Your instructions: Which lines in the records below contain the word "JSON"? Copy each of them.

Input data:
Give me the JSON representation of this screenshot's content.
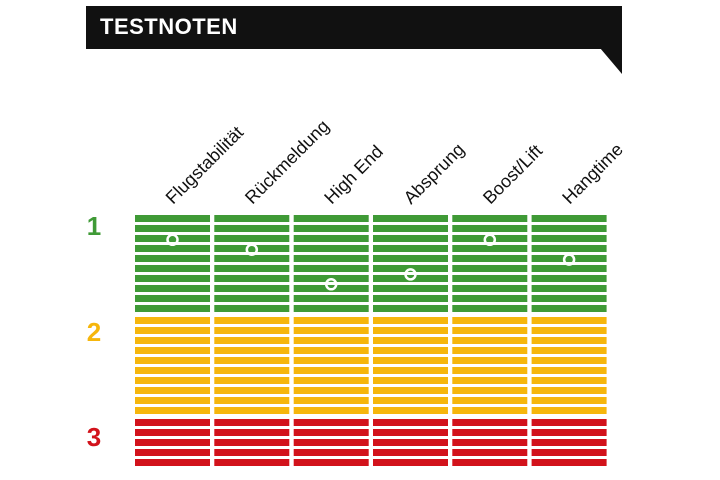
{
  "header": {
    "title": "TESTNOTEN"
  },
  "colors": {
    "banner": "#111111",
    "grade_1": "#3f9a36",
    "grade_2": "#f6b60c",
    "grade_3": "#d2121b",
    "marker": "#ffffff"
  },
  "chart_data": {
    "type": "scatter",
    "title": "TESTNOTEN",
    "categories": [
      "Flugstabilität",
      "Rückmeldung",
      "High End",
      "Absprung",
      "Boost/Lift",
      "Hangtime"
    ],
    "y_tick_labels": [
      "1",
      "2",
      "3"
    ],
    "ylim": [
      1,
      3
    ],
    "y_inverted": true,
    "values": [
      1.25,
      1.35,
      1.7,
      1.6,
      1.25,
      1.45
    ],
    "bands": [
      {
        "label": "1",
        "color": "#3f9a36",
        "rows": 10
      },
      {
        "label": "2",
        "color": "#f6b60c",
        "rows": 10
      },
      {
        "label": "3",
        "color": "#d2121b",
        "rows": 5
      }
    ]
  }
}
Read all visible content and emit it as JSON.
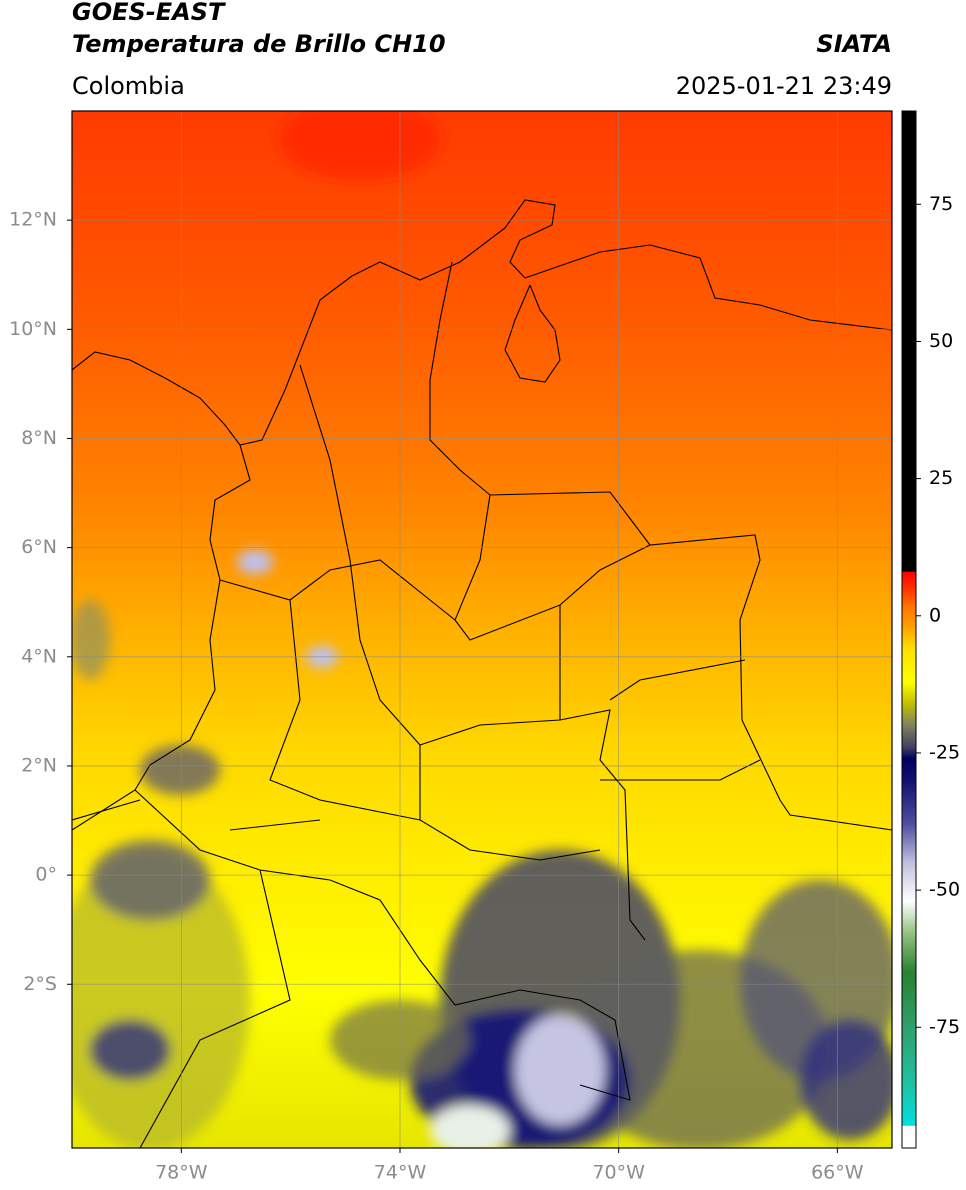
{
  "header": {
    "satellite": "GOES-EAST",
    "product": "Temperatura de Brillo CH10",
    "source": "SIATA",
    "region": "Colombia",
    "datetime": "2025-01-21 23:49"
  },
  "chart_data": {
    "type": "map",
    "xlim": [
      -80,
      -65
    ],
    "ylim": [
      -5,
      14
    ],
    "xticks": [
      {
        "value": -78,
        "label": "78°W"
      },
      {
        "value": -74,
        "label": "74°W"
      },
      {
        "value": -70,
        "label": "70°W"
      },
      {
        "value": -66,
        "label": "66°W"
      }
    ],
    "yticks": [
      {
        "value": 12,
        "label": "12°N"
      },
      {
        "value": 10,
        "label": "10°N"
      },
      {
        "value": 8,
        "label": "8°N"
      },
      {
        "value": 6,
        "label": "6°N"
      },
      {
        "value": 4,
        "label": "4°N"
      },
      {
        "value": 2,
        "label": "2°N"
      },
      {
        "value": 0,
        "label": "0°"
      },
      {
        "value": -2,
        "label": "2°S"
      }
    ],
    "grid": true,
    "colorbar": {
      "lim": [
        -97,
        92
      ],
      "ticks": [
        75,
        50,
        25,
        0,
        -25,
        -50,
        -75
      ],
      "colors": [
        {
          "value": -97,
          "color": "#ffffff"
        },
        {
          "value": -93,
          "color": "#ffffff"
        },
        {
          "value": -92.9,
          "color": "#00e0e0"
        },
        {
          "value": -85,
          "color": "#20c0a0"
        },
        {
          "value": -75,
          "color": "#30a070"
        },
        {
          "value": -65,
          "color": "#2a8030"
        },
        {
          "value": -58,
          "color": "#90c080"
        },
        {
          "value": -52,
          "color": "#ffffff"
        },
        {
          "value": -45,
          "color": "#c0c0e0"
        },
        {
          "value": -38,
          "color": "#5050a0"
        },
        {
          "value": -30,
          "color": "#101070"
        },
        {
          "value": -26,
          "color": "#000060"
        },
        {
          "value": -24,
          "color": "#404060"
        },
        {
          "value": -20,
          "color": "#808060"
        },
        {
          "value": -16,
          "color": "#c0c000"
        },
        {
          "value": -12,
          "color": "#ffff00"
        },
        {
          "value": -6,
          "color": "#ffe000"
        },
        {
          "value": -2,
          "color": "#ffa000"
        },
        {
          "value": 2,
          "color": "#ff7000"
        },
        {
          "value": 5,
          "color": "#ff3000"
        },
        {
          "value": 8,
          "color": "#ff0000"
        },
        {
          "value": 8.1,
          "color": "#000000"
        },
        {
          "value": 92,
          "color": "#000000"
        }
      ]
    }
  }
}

Exercise result:
Give me the JSON representation of this screenshot's content.
Read all visible content and emit it as JSON.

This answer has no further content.